# START OF DATA LINES

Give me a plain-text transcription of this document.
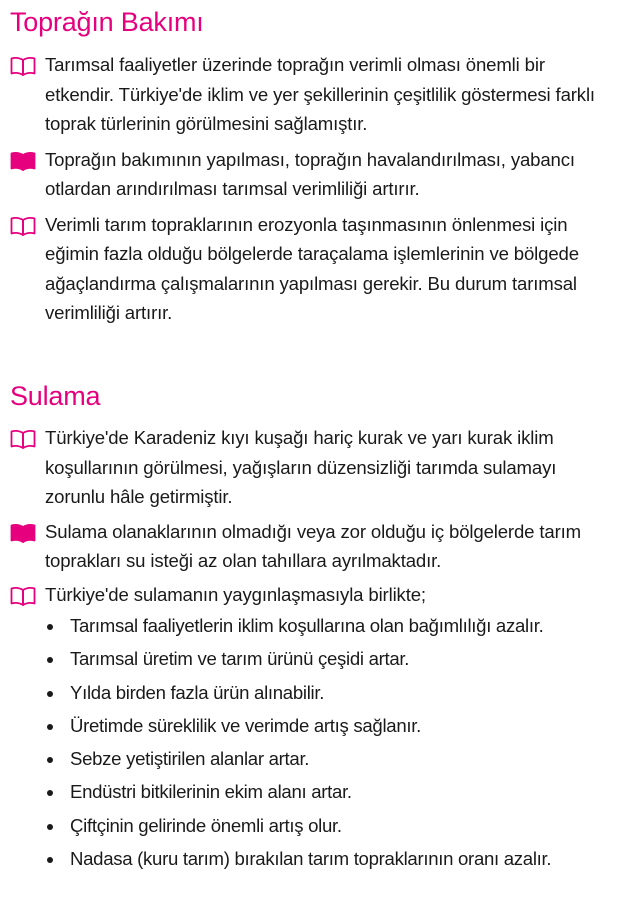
Toprağın Bakımı

Tarımsal faaliyetler üzerinde toprağın verimli olması önemli bir etkendir. Türkiye'de iklim ve yer şekillerinin çeşitlilik göstermesi farklı toprak türlerinin görülmesini sağlamıştır.

Toprağın bakımının yapılması, toprağın havalandırılması, yabancı otlardan arındırılması tarımsal verimliliği artırır.

Verimli tarım topraklarının erozyonla taşınmasının önlenmesi için eğimin fazla olduğu bölgelerde taraçalama işlemlerinin ve bölgede ağaçlandırma çalışmalarının yapılması gerekir. Bu durum tarımsal verimliliği artırır.

Sulama

Türkiye'de Karadeniz kıyı kuşağı hariç kurak ve yarı kurak iklim koşullarının görülmesi, yağışların düzensizliği tarımda sulamayı zorunlu hâle getirmiştir.

Sulama olanaklarının olmadığı veya zor olduğu iç bölgelerde tarım toprakları su isteği az olan tahıllara ayrılmaktadır.

Türkiye'de sulamanın yaygınlaşmasıyla birlikte;

Tarımsal faaliyetlerin iklim koşullarına olan bağımlılığı azalır.
Tarımsal üretim ve tarım ürünü çeşidi artar.
Yılda birden fazla ürün alınabilir.
Üretimde süreklilik ve verimde artış sağlanır.
Sebze yetiştirilen alanlar artar.
Endüstri bitkilerinin ekim alanı artar.
Çiftçinin gelirinde önemli artış olur.
Nadasa (kuru tarım) bırakılan tarım topraklarının oranı azalır.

# END OF DATA LINES

▶ [TASK OBJECTIVE]:
Drop the images and repeat the data exactly.

▶ [SOLUTION FOR THIS TASK]:
Give me a plain-text transcription of this document.
Toprağın Bakımı

Tarımsal faaliyetler üzerinde toprağın verimli olması önemli bir etkendir. Türkiye'de iklim ve yer şekillerinin çeşitlilik göstermesi farklı toprak türlerinin görülmesini sağlamıştır.

Toprağın bakımının yapılması, toprağın havalandırılması, yabancı otlardan arındırılması tarımsal verimliliği artırır.

Verimli tarım topraklarının erozyonla taşınmasının önlenmesi için eğimin fazla olduğu bölgelerde taraçalama işlemlerinin ve bölgede ağaçlandırma çalışmalarının yapılması gerekir. Bu durum tarımsal verimliliği artırır.

Sulama

Türkiye'de Karadeniz kıyı kuşağı hariç kurak ve yarı kurak iklim koşullarının görülmesi, yağışların düzensizliği tarımda sulamayı zorunlu hâle getirmiştir.

Sulama olanaklarının olmadığı veya zor olduğu iç bölgelerde tarım toprakları su isteği az olan tahıllara ayrılmaktadır.

Türkiye'de sulamanın yaygınlaşmasıyla birlikte;

Tarımsal faaliyetlerin iklim koşullarına olan bağımlılığı azalır.
Tarımsal üretim ve tarım ürünü çeşidi artar.
Yılda birden fazla ürün alınabilir.
Üretimde süreklilik ve verimde artış sağlanır.
Sebze yetiştirilen alanlar artar.
Endüstri bitkilerinin ekim alanı artar.
Çiftçinin gelirinde önemli artış olur.
Nadasa (kuru tarım) bırakılan tarım topraklarının oranı azalır.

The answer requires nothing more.